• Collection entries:
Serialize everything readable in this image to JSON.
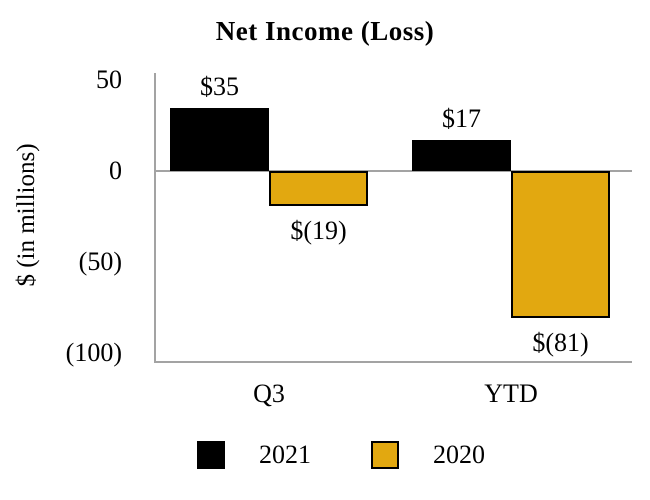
{
  "chart_data": {
    "type": "bar",
    "title": "Net Income (Loss)",
    "ylabel": "$ (in millions)",
    "categories": [
      "Q3",
      "YTD"
    ],
    "series": [
      {
        "name": "2021",
        "color": "#000000",
        "values": [
          35,
          17
        ],
        "value_labels": [
          "$35",
          "$17"
        ]
      },
      {
        "name": "2020",
        "color": "#e2a810",
        "values": [
          -19,
          -81
        ],
        "value_labels": [
          "$(19)",
          "$(81)"
        ]
      }
    ],
    "y_axis": {
      "ticks": [
        {
          "value": 50,
          "label": "50"
        },
        {
          "value": 0,
          "label": "0"
        },
        {
          "value": -50,
          "label": "(50)"
        },
        {
          "value": -100,
          "label": "(100)"
        }
      ],
      "range": [
        -105,
        54
      ]
    },
    "grid": "zero baseline and bottom axis line only",
    "legend_position": "bottom",
    "colors": {
      "series_2021": "#000000",
      "series_2020": "#e2a810",
      "axis_gray": "#a3a3a3",
      "background": "#ffffff"
    }
  }
}
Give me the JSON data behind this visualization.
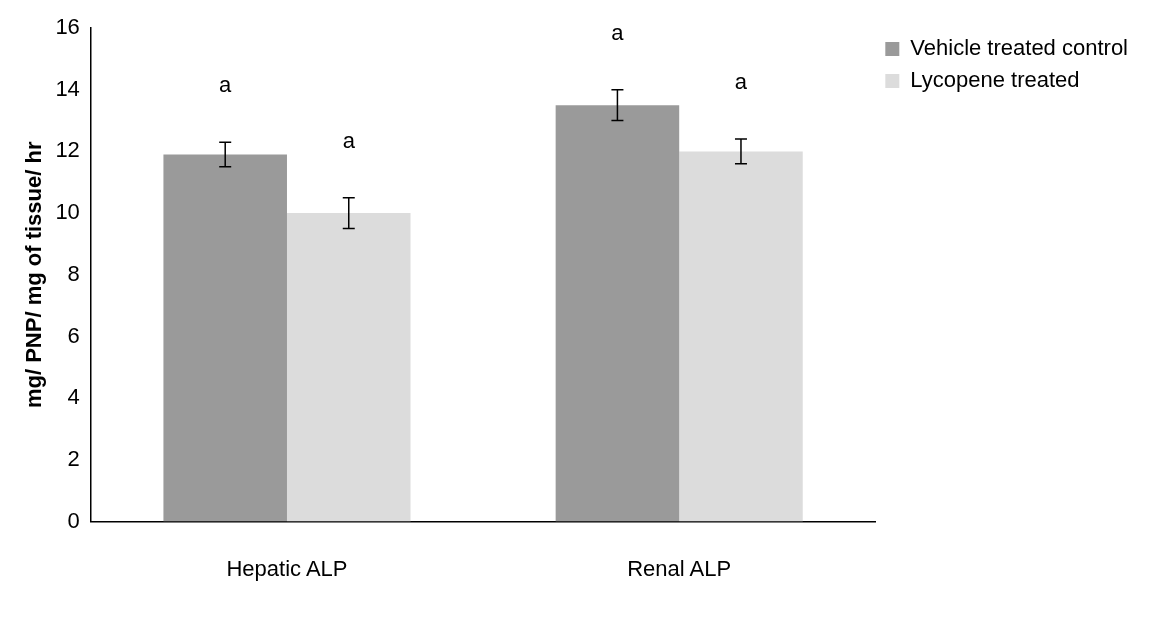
{
  "chart_data": {
    "type": "bar",
    "ylabel": "mg/ PNP/ mg of tissue/ hr",
    "categories": [
      "Hepatic ALP",
      "Renal ALP"
    ],
    "series": [
      {
        "name": "Vehicle treated control",
        "color": "#9a9a9a",
        "values": [
          11.9,
          13.5
        ],
        "errors": [
          0.4,
          0.5
        ],
        "value_labels": [
          "a",
          "a"
        ]
      },
      {
        "name": "Lycopene treated",
        "color": "#dcdcdc",
        "values": [
          10.0,
          12.0
        ],
        "errors": [
          0.5,
          0.4
        ],
        "value_labels": [
          "a",
          "a"
        ]
      }
    ],
    "ylim": [
      0,
      16
    ],
    "yticks": [
      0,
      2,
      4,
      6,
      8,
      10,
      12,
      14,
      16
    ],
    "grid": false,
    "legend": "top right"
  }
}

• What you will do:
Using the records above, copy exactly and only the lines from the line with "Give me the" through the end, both included; leave every picture out.

• Answer:
Give me the JSON data behind this visualization.
{
  "chart_data": {
    "type": "bar",
    "ylabel": "mg/ PNP/ mg of tissue/ hr",
    "categories": [
      "Hepatic ALP",
      "Renal ALP"
    ],
    "series": [
      {
        "name": "Vehicle treated control",
        "color": "#9a9a9a",
        "values": [
          11.9,
          13.5
        ],
        "errors": [
          0.4,
          0.5
        ],
        "value_labels": [
          "a",
          "a"
        ]
      },
      {
        "name": "Lycopene treated",
        "color": "#dcdcdc",
        "values": [
          10.0,
          12.0
        ],
        "errors": [
          0.5,
          0.4
        ],
        "value_labels": [
          "a",
          "a"
        ]
      }
    ],
    "ylim": [
      0,
      16
    ],
    "yticks": [
      0,
      2,
      4,
      6,
      8,
      10,
      12,
      14,
      16
    ],
    "grid": false,
    "legend": "top right"
  }
}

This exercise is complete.